**TO DO:**
Repeat each record exactly. Any picture gets left out.

========================

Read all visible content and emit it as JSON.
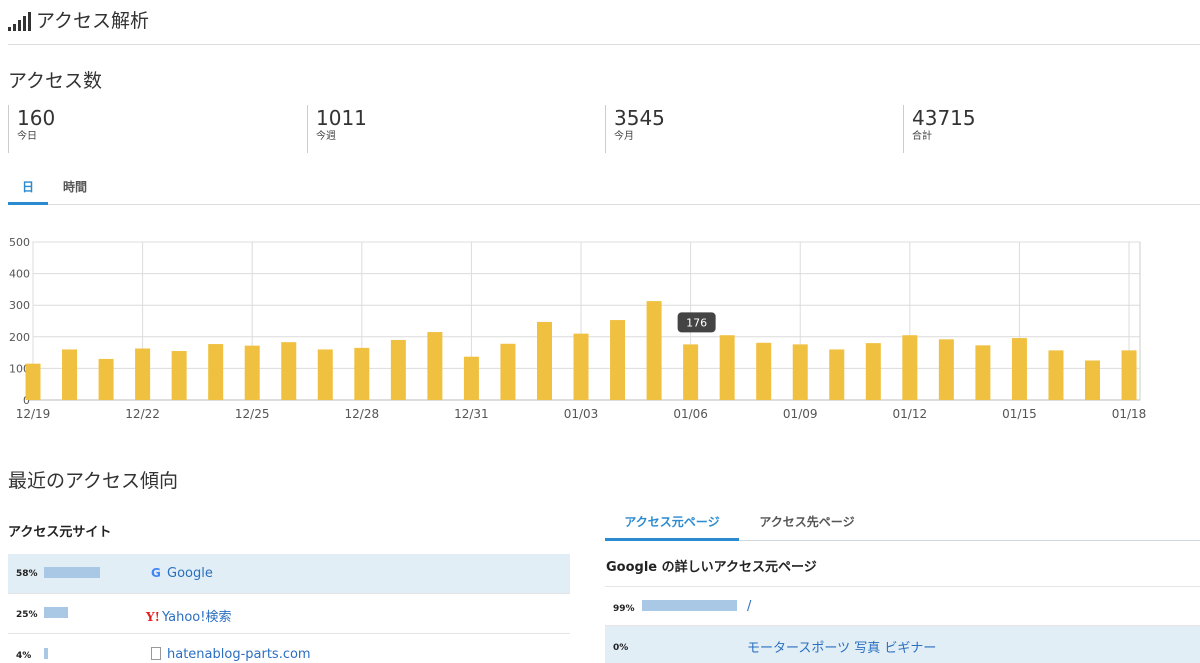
{
  "header": {
    "title": "アクセス解析"
  },
  "access_count": {
    "title": "アクセス数",
    "stats": [
      {
        "value": "160",
        "label": "今日"
      },
      {
        "value": "1011",
        "label": "今週"
      },
      {
        "value": "3545",
        "label": "今月"
      },
      {
        "value": "43715",
        "label": "合計"
      }
    ]
  },
  "tabs": {
    "day": "日",
    "hour": "時間"
  },
  "chart_data": {
    "type": "bar",
    "color": "#f0c040",
    "categories": [
      "12/19",
      "12/20",
      "12/21",
      "12/22",
      "12/23",
      "12/24",
      "12/25",
      "12/26",
      "12/27",
      "12/28",
      "12/29",
      "12/30",
      "12/31",
      "01/01",
      "01/02",
      "01/03",
      "01/04",
      "01/05",
      "01/06",
      "01/07",
      "01/08",
      "01/09",
      "01/10",
      "01/11",
      "01/12",
      "01/13",
      "01/14",
      "01/15",
      "01/16",
      "01/17",
      "01/18"
    ],
    "values": [
      115,
      160,
      130,
      163,
      155,
      177,
      172,
      183,
      160,
      165,
      190,
      215,
      137,
      178,
      247,
      210,
      253,
      313,
      176,
      205,
      181,
      176,
      160,
      180,
      205,
      192,
      173,
      196,
      157,
      125,
      157
    ],
    "x_tick_labels": [
      "12/19",
      "12/22",
      "12/25",
      "12/28",
      "12/31",
      "01/03",
      "01/06",
      "01/09",
      "01/12",
      "01/15",
      "01/18"
    ],
    "y_ticks": [
      "0",
      "100",
      "200",
      "300",
      "400",
      "500"
    ],
    "ylim": [
      0,
      500
    ],
    "tooltip": {
      "category": "01/06",
      "text": "176"
    },
    "grid": true
  },
  "recent": {
    "title": "最近のアクセス傾向"
  },
  "referrer_sites": {
    "title": "アクセス元サイト",
    "rows": [
      {
        "pct": "58%",
        "fraction": 0.58,
        "label": "Google",
        "icon": "google-icon"
      },
      {
        "pct": "25%",
        "fraction": 0.25,
        "label": "Yahoo!検索",
        "icon": "yahoo-icon"
      },
      {
        "pct": "4%",
        "fraction": 0.04,
        "label": "hatenablog-parts.com",
        "icon": "page-icon"
      }
    ]
  },
  "right_tabs": {
    "referrer_pages": "アクセス元ページ",
    "destination_pages": "アクセス先ページ"
  },
  "google_detail": {
    "title": "Google の詳しいアクセス元ページ",
    "rows": [
      {
        "pct": "99%",
        "fraction": 0.99,
        "label": "/"
      },
      {
        "pct": "0%",
        "fraction": 0.0,
        "label": "モータースポーツ 写真 ビギナー"
      }
    ]
  }
}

========================

**FULL RESPONSE:**
Read all visible content and emit it as JSON.
{
  "header": {
    "title": "アクセス解析"
  },
  "access_count": {
    "title": "アクセス数",
    "stats": [
      {
        "value": "160",
        "label": "今日"
      },
      {
        "value": "1011",
        "label": "今週"
      },
      {
        "value": "3545",
        "label": "今月"
      },
      {
        "value": "43715",
        "label": "合計"
      }
    ]
  },
  "tabs": {
    "day": "日",
    "hour": "時間"
  },
  "chart_data": {
    "type": "bar",
    "color": "#f0c040",
    "categories": [
      "12/19",
      "12/20",
      "12/21",
      "12/22",
      "12/23",
      "12/24",
      "12/25",
      "12/26",
      "12/27",
      "12/28",
      "12/29",
      "12/30",
      "12/31",
      "01/01",
      "01/02",
      "01/03",
      "01/04",
      "01/05",
      "01/06",
      "01/07",
      "01/08",
      "01/09",
      "01/10",
      "01/11",
      "01/12",
      "01/13",
      "01/14",
      "01/15",
      "01/16",
      "01/17",
      "01/18"
    ],
    "values": [
      115,
      160,
      130,
      163,
      155,
      177,
      172,
      183,
      160,
      165,
      190,
      215,
      137,
      178,
      247,
      210,
      253,
      313,
      176,
      205,
      181,
      176,
      160,
      180,
      205,
      192,
      173,
      196,
      157,
      125,
      157
    ],
    "x_tick_labels": [
      "12/19",
      "12/22",
      "12/25",
      "12/28",
      "12/31",
      "01/03",
      "01/06",
      "01/09",
      "01/12",
      "01/15",
      "01/18"
    ],
    "y_ticks": [
      "0",
      "100",
      "200",
      "300",
      "400",
      "500"
    ],
    "ylim": [
      0,
      500
    ],
    "tooltip": {
      "category": "01/06",
      "text": "176"
    },
    "grid": true
  },
  "recent": {
    "title": "最近のアクセス傾向"
  },
  "referrer_sites": {
    "title": "アクセス元サイト",
    "rows": [
      {
        "pct": "58%",
        "fraction": 0.58,
        "label": "Google",
        "icon": "google-icon"
      },
      {
        "pct": "25%",
        "fraction": 0.25,
        "label": "Yahoo!検索",
        "icon": "yahoo-icon"
      },
      {
        "pct": "4%",
        "fraction": 0.04,
        "label": "hatenablog-parts.com",
        "icon": "page-icon"
      }
    ]
  },
  "right_tabs": {
    "referrer_pages": "アクセス元ページ",
    "destination_pages": "アクセス先ページ"
  },
  "google_detail": {
    "title": "Google の詳しいアクセス元ページ",
    "rows": [
      {
        "pct": "99%",
        "fraction": 0.99,
        "label": "/"
      },
      {
        "pct": "0%",
        "fraction": 0.0,
        "label": "モータースポーツ 写真 ビギナー"
      }
    ]
  }
}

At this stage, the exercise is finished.